◆ Task inputs ◆
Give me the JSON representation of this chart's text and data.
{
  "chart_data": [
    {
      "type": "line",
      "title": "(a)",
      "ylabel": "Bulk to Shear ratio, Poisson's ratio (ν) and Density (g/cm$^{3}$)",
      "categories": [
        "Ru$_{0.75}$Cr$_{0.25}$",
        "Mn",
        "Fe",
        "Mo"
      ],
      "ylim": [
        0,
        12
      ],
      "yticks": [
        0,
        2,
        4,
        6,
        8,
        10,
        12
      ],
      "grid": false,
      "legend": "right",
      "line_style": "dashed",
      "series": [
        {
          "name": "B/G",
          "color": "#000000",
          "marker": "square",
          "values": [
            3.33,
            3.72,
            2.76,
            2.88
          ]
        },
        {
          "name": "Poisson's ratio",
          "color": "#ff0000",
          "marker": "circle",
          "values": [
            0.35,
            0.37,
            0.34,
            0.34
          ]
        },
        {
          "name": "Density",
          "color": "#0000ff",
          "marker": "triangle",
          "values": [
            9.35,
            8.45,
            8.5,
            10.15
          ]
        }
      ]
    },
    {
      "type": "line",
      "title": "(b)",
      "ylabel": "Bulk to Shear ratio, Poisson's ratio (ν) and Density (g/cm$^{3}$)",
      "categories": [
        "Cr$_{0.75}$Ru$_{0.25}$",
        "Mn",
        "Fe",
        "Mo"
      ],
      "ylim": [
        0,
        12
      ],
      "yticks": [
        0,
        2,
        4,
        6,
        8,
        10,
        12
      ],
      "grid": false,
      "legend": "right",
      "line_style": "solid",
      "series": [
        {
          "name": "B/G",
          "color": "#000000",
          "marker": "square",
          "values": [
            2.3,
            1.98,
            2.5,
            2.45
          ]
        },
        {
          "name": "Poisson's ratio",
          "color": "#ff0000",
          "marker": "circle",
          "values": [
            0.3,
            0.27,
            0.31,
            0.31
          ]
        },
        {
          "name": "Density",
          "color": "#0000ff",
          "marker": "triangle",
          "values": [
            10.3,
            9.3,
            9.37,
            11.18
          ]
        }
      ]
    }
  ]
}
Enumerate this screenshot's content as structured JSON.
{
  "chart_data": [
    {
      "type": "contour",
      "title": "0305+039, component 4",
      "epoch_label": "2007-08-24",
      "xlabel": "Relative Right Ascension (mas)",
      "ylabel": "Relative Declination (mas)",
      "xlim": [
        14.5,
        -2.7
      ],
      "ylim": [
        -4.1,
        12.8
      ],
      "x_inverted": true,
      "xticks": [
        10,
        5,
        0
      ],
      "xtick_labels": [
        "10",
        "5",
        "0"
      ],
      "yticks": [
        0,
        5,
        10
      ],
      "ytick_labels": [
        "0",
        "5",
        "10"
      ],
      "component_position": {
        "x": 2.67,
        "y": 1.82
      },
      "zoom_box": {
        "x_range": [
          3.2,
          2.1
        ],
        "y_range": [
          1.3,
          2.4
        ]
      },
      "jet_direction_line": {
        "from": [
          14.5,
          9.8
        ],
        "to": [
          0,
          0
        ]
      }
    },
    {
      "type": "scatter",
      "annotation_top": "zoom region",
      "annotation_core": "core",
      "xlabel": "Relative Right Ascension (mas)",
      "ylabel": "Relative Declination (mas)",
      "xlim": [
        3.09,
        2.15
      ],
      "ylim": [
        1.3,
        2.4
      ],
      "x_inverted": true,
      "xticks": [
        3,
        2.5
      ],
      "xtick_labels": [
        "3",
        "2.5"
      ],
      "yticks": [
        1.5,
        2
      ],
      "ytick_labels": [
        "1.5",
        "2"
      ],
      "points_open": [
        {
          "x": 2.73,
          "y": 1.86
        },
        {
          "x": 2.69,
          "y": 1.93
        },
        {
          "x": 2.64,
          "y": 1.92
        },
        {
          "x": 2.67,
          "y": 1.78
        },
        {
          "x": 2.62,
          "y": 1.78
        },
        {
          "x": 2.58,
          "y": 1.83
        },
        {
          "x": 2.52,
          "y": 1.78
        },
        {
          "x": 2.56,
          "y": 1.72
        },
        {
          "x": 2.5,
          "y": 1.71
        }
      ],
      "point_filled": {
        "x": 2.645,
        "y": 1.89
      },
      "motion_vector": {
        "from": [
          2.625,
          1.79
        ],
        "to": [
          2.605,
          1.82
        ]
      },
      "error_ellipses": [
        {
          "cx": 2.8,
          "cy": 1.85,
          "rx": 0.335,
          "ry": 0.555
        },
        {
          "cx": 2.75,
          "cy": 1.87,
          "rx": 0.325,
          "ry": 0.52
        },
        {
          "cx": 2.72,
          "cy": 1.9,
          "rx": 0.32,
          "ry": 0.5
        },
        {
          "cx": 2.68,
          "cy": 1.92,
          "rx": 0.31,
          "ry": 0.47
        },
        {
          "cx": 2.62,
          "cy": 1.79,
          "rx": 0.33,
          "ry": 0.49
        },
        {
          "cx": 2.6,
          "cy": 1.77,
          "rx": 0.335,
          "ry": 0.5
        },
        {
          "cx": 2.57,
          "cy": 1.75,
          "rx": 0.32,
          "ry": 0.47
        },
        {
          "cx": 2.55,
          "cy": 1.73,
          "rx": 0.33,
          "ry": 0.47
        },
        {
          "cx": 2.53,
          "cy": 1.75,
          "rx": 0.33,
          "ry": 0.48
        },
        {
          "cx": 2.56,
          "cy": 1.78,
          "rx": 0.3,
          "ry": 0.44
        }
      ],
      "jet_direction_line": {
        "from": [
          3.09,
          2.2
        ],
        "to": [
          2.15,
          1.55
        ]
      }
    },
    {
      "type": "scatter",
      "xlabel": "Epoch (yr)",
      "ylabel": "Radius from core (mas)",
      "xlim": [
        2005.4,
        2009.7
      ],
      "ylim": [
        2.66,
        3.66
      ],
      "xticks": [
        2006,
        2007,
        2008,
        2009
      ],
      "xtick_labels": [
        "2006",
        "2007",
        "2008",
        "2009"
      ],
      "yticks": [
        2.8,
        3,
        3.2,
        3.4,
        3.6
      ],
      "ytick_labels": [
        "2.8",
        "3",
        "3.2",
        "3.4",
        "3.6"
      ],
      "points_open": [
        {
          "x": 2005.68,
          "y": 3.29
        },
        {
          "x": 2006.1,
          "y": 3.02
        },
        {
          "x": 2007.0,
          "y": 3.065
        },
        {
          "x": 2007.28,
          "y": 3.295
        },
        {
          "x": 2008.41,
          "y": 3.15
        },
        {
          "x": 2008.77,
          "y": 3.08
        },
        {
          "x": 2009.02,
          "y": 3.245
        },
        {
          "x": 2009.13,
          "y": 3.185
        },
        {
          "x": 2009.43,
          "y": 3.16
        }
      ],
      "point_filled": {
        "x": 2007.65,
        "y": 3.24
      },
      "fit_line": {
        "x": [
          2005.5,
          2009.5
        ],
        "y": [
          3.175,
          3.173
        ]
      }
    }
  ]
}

◆ Directions ◆
Please output every record, keeping each line exact.

◆ Reply to the exercise ◆
Give me the JSON representation of this chart's text and data.
{
  "chart_data": [
    {
      "type": "line",
      "title": "(a)",
      "ylabel": "Bulk to Shear ratio, Poisson's ratio (ν) and Density (g/cm$^{3}$)",
      "categories": [
        "Ru$_{0.75}$Cr$_{0.25}$",
        "Mn",
        "Fe",
        "Mo"
      ],
      "ylim": [
        0,
        12
      ],
      "yticks": [
        0,
        2,
        4,
        6,
        8,
        10,
        12
      ],
      "grid": false,
      "legend": "right",
      "line_style": "dashed",
      "series": [
        {
          "name": "B/G",
          "color": "#000000",
          "marker": "square",
          "values": [
            3.33,
            3.72,
            2.76,
            2.88
          ]
        },
        {
          "name": "Poisson's ratio",
          "color": "#ff0000",
          "marker": "circle",
          "values": [
            0.35,
            0.37,
            0.34,
            0.34
          ]
        },
        {
          "name": "Density",
          "color": "#0000ff",
          "marker": "triangle",
          "values": [
            9.35,
            8.45,
            8.5,
            10.15
          ]
        }
      ]
    },
    {
      "type": "line",
      "title": "(b)",
      "ylabel": "Bulk to Shear ratio, Poisson's ratio (ν) and Density (g/cm$^{3}$)",
      "categories": [
        "Cr$_{0.75}$Ru$_{0.25}$",
        "Mn",
        "Fe",
        "Mo"
      ],
      "ylim": [
        0,
        12
      ],
      "yticks": [
        0,
        2,
        4,
        6,
        8,
        10,
        12
      ],
      "grid": false,
      "legend": "right",
      "line_style": "solid",
      "series": [
        {
          "name": "B/G",
          "color": "#000000",
          "marker": "square",
          "values": [
            2.3,
            1.98,
            2.5,
            2.45
          ]
        },
        {
          "name": "Poisson's ratio",
          "color": "#ff0000",
          "marker": "circle",
          "values": [
            0.3,
            0.27,
            0.31,
            0.31
          ]
        },
        {
          "name": "Density",
          "color": "#0000ff",
          "marker": "triangle",
          "values": [
            10.3,
            9.3,
            9.37,
            11.18
          ]
        }
      ]
    }
  ]
}
Enumerate this screenshot's content as structured JSON.
{
  "chart_data": [
    {
      "type": "contour",
      "title": "0305+039, component 4",
      "epoch_label": "2007-08-24",
      "xlabel": "Relative Right Ascension (mas)",
      "ylabel": "Relative Declination (mas)",
      "xlim": [
        14.5,
        -2.7
      ],
      "ylim": [
        -4.1,
        12.8
      ],
      "x_inverted": true,
      "xticks": [
        10,
        5,
        0
      ],
      "xtick_labels": [
        "10",
        "5",
        "0"
      ],
      "yticks": [
        0,
        5,
        10
      ],
      "ytick_labels": [
        "0",
        "5",
        "10"
      ],
      "component_position": {
        "x": 2.67,
        "y": 1.82
      },
      "zoom_box": {
        "x_range": [
          3.2,
          2.1
        ],
        "y_range": [
          1.3,
          2.4
        ]
      },
      "jet_direction_line": {
        "from": [
          14.5,
          9.8
        ],
        "to": [
          0,
          0
        ]
      }
    },
    {
      "type": "scatter",
      "annotation_top": "zoom region",
      "annotation_core": "core",
      "xlabel": "Relative Right Ascension (mas)",
      "ylabel": "Relative Declination (mas)",
      "xlim": [
        3.09,
        2.15
      ],
      "ylim": [
        1.3,
        2.4
      ],
      "x_inverted": true,
      "xticks": [
        3,
        2.5
      ],
      "xtick_labels": [
        "3",
        "2.5"
      ],
      "yticks": [
        1.5,
        2
      ],
      "ytick_labels": [
        "1.5",
        "2"
      ],
      "points_open": [
        {
          "x": 2.73,
          "y": 1.86
        },
        {
          "x": 2.69,
          "y": 1.93
        },
        {
          "x": 2.64,
          "y": 1.92
        },
        {
          "x": 2.67,
          "y": 1.78
        },
        {
          "x": 2.62,
          "y": 1.78
        },
        {
          "x": 2.58,
          "y": 1.83
        },
        {
          "x": 2.52,
          "y": 1.78
        },
        {
          "x": 2.56,
          "y": 1.72
        },
        {
          "x": 2.5,
          "y": 1.71
        }
      ],
      "point_filled": {
        "x": 2.645,
        "y": 1.89
      },
      "motion_vector": {
        "from": [
          2.625,
          1.79
        ],
        "to": [
          2.605,
          1.82
        ]
      },
      "error_ellipses": [
        {
          "cx": 2.8,
          "cy": 1.85,
          "rx": 0.335,
          "ry": 0.555
        },
        {
          "cx": 2.75,
          "cy": 1.87,
          "rx": 0.325,
          "ry": 0.52
        },
        {
          "cx": 2.72,
          "cy": 1.9,
          "rx": 0.32,
          "ry": 0.5
        },
        {
          "cx": 2.68,
          "cy": 1.92,
          "rx": 0.31,
          "ry": 0.47
        },
        {
          "cx": 2.62,
          "cy": 1.79,
          "rx": 0.33,
          "ry": 0.49
        },
        {
          "cx": 2.6,
          "cy": 1.77,
          "rx": 0.335,
          "ry": 0.5
        },
        {
          "cx": 2.57,
          "cy": 1.75,
          "rx": 0.32,
          "ry": 0.47
        },
        {
          "cx": 2.55,
          "cy": 1.73,
          "rx": 0.33,
          "ry": 0.47
        },
        {
          "cx": 2.53,
          "cy": 1.75,
          "rx": 0.33,
          "ry": 0.48
        },
        {
          "cx": 2.56,
          "cy": 1.78,
          "rx": 0.3,
          "ry": 0.44
        }
      ],
      "jet_direction_line": {
        "from": [
          3.09,
          2.2
        ],
        "to": [
          2.15,
          1.55
        ]
      }
    },
    {
      "type": "scatter",
      "xlabel": "Epoch (yr)",
      "ylabel": "Radius from core (mas)",
      "xlim": [
        2005.4,
        2009.7
      ],
      "ylim": [
        2.66,
        3.66
      ],
      "xticks": [
        2006,
        2007,
        2008,
        2009
      ],
      "xtick_labels": [
        "2006",
        "2007",
        "2008",
        "2009"
      ],
      "yticks": [
        2.8,
        3,
        3.2,
        3.4,
        3.6
      ],
      "ytick_labels": [
        "2.8",
        "3",
        "3.2",
        "3.4",
        "3.6"
      ],
      "points_open": [
        {
          "x": 2005.68,
          "y": 3.29
        },
        {
          "x": 2006.1,
          "y": 3.02
        },
        {
          "x": 2007.0,
          "y": 3.065
        },
        {
          "x": 2007.28,
          "y": 3.295
        },
        {
          "x": 2008.41,
          "y": 3.15
        },
        {
          "x": 2008.77,
          "y": 3.08
        },
        {
          "x": 2009.02,
          "y": 3.245
        },
        {
          "x": 2009.13,
          "y": 3.185
        },
        {
          "x": 2009.43,
          "y": 3.16
        }
      ],
      "point_filled": {
        "x": 2007.65,
        "y": 3.24
      },
      "fit_line": {
        "x": [
          2005.5,
          2009.5
        ],
        "y": [
          3.175,
          3.173
        ]
      }
    }
  ]
}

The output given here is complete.